● INSTRUCTIONS TO FOLLOW:
Copy all the material below, exactly as it stands.

:: DATA SUPPLIED ::

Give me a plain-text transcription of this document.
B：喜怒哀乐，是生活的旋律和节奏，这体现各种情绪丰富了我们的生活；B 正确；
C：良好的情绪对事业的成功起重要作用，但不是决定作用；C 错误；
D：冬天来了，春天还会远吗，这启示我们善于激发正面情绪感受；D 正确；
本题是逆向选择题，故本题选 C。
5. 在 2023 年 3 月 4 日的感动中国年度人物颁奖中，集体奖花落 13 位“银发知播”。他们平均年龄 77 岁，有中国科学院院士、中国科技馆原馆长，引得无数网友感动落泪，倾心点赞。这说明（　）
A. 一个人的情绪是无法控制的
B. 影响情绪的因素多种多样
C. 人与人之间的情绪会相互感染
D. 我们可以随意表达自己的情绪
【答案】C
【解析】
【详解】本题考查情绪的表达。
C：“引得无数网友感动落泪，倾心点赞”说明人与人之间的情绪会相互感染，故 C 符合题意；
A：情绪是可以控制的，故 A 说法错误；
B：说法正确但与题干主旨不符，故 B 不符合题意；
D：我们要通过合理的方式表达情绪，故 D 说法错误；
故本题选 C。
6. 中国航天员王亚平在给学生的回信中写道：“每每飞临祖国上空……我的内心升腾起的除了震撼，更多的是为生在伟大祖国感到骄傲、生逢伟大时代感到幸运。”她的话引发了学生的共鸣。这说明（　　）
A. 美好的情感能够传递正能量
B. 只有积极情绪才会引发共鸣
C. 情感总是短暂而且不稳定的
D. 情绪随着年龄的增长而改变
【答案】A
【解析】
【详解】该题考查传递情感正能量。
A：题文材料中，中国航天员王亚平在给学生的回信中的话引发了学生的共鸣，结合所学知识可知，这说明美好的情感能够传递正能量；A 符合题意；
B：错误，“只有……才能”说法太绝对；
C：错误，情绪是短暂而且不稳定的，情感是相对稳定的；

:::

● WRITTEN REPLY:
Give me a plain-text transcription of this document.
B：喜怒哀乐，是生活的旋律和节奏，这体现各种情绪丰富了我们的生活；B 正确；
C：良好的情绪对事业的成功起重要作用，但不是决定作用；C 错误；
D：冬天来了，春天还会远吗，这启示我们善于激发正面情绪感受；D 正确；
本题是逆向选择题，故本题选 C。
5. 在 2023 年 3 月 4 日的感动中国年度人物颁奖中，集体奖花落 13 位“银发知播”。他们平均年龄 77 岁，有中国科学院院士、中国科技馆原馆长，引得无数网友感动落泪，倾心点赞。这说明（　）
A. 一个人的情绪是无法控制的
B. 影响情绪的因素多种多样
C. 人与人之间的情绪会相互感染
D. 我们可以随意表达自己的情绪
【答案】C
【解析】
【详解】本题考查情绪的表达。
C：“引得无数网友感动落泪，倾心点赞”说明人与人之间的情绪会相互感染，故 C 符合题意；
A：情绪是可以控制的，故 A 说法错误；
B：说法正确但与题干主旨不符，故 B 不符合题意；
D：我们要通过合理的方式表达情绪，故 D 说法错误；
故本题选 C。
6. 中国航天员王亚平在给学生的回信中写道：“每每飞临祖国上空……我的内心升腾起的除了震撼，更多的是为生在伟大祖国感到骄傲、生逢伟大时代感到幸运。”她的话引发了学生的共鸣。这说明（　　）
A. 美好的情感能够传递正能量
B. 只有积极情绪才会引发共鸣
C. 情感总是短暂而且不稳定的
D. 情绪随着年龄的增长而改变
【答案】A
【解析】
【详解】该题考查传递情感正能量。
A：题文材料中，中国航天员王亚平在给学生的回信中的话引发了学生的共鸣，结合所学知识可知，这说明美好的情感能够传递正能量；A 符合题意；
B：错误，“只有……才能”说法太绝对；
C：错误，情绪是短暂而且不稳定的，情感是相对稳定的；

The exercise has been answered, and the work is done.